Assigned task: Transcribe exactly, and only, the lines running from the one with "OCR this image." to the end of the entries below, both included, without any pictures.

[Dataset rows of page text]
-------

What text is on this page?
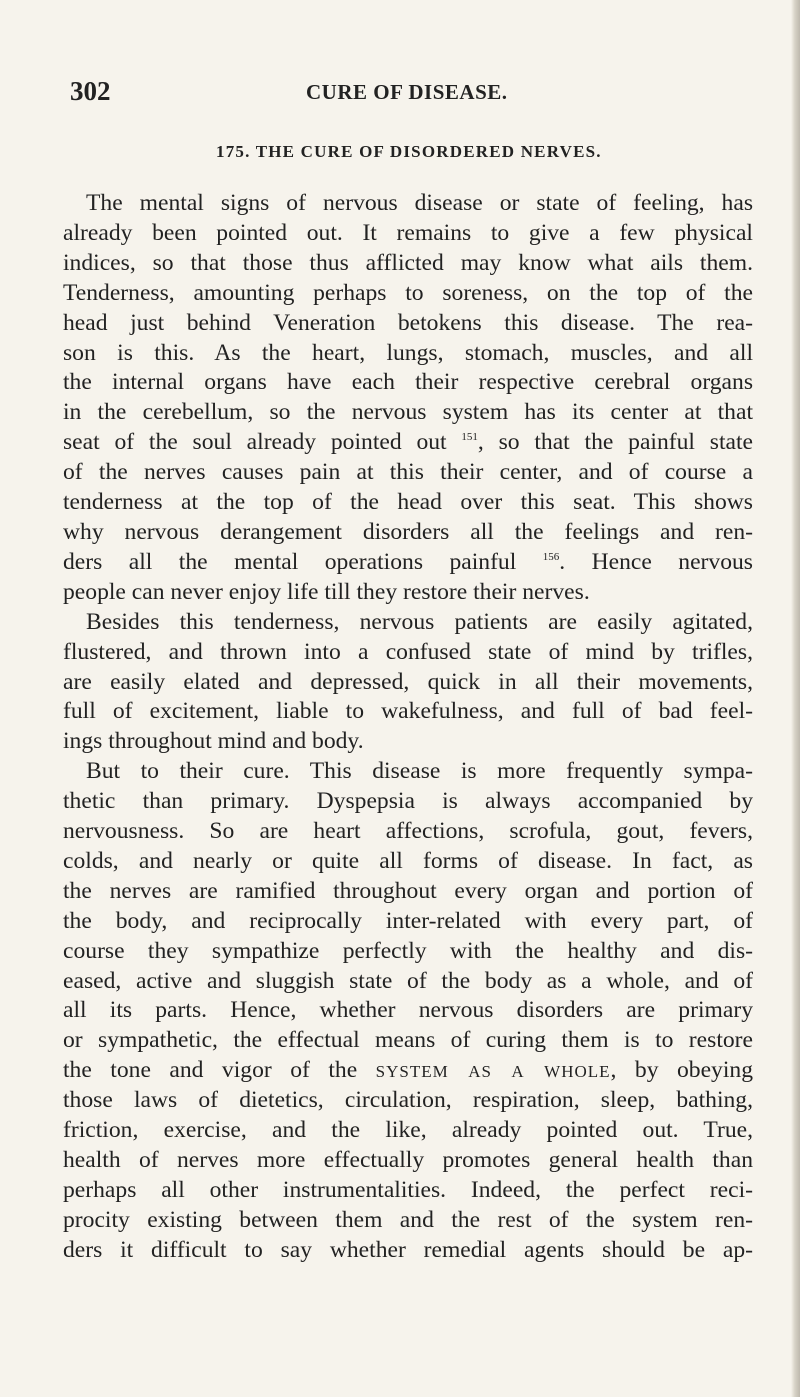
302	CURE OF DISEASE.
175. THE CURE OF DISORDERED NERVES.
The mental signs of nervous disease or state of feeling, has
already been pointed out. It remains to give a few physical
indices, so that those thus afflicted may know what ails them.
Tenderness, amounting perhaps to soreness, on the top of the
head just behind Veneration betokens this disease. The rea-
son is this. As the heart, lungs, stomach, muscles, and all
the internal organs have each their respective cerebral organs
in the cerebellum, so the nervous system has its center at that
seat of the soul already pointed out $^{151}$, so that the painful state
of the nerves causes pain at this their center, and of course a
tenderness at the top of the head over this seat. This shows
why nervous derangement disorders all the feelings and ren-
ders all the mental operations painful $^{156}$. Hence nervous
people can never enjoy life till they restore their nerves.
Besides this tenderness, nervous patients are easily agitated,
flustered, and thrown into a confused state of mind by trifles,
are easily elated and depressed, quick in all their movements,
full of excitement, liable to wakefulness, and full of bad feel-
ings throughout mind and body.
But to their cure. This disease is more frequently sympa-
thetic than primary. Dyspepsia is always accompanied by
nervousness. So are heart affections, scrofula, gout, fevers,
colds, and nearly or quite all forms of disease. In fact, as
the nerves are ramified throughout every organ and portion of
the body, and reciprocally inter-related with every part, of
course they sympathize perfectly with the healthy and dis-
eased, active and sluggish state of the body as a whole, and of
all its parts. Hence, whether nervous disorders are primary
or sympathetic, the effectual means of curing them is to restore
the tone and vigor of the system as a whole, by obeying
those laws of dietetics, circulation, respiration, sleep, bathing,
friction, exercise, and the like, already pointed out. True,
health of nerves more effectually promotes general health than
perhaps all other instrumentalities. Indeed, the perfect reci-
procity existing between them and the rest of the system ren-
ders it difficult to say whether remedial agents should be ap-
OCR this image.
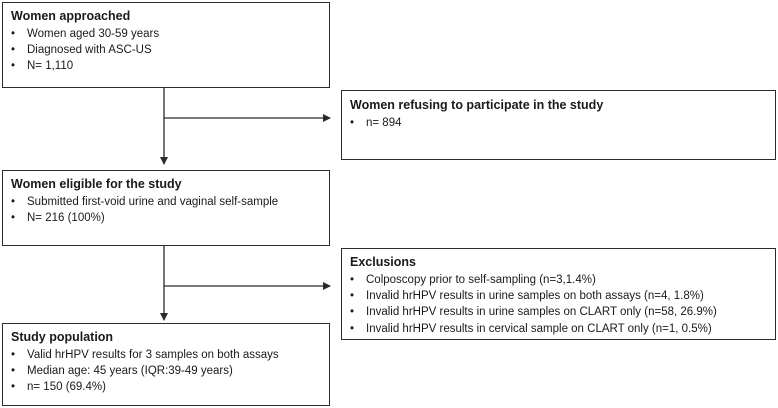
Women approached
• Women aged 30-59 years
• Diagnosed with ASC-US
• N= 1,110
Women refusing to participate in the study
• n= 894
Women eligible for the study
• Submitted first-void urine and vaginal self-sample
• N= 216 (100%)
Exclusions
• Colposcopy prior to self-sampling (n=3,1.4%)
• Invalid hrHPV results in urine samples on both assays (n=4, 1.8%)
• Invalid hrHPV results in urine samples on CLART only (n=58, 26.9%)
• Invalid hrHPV results in cervical sample on CLART only (n=1, 0.5%)
Study population
• Valid hrHPV results for 3 samples on both assays
• Median age: 45 years (IQR:39-49 years)
• n= 150 (69.4%)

-------

Answer for this exercise:
OCR this image.
Women approached
• Women aged 30-59 years
• Diagnosed with ASC-US
• N= 1,110
Women refusing to participate in the study
• n= 894
Women eligible for the study
• Submitted first-void urine and vaginal self-sample
• N= 216 (100%)
Exclusions
• Colposcopy prior to self-sampling (n=3,1.4%)
• Invalid hrHPV results in urine samples on both assays (n=4, 1.8%)
• Invalid hrHPV results in urine samples on CLART only (n=58, 26.9%)
• Invalid hrHPV results in cervical sample on CLART only (n=1, 0.5%)
Study population
• Valid hrHPV results for 3 samples on both assays
• Median age: 45 years (IQR:39-49 years)
• n= 150 (69.4%)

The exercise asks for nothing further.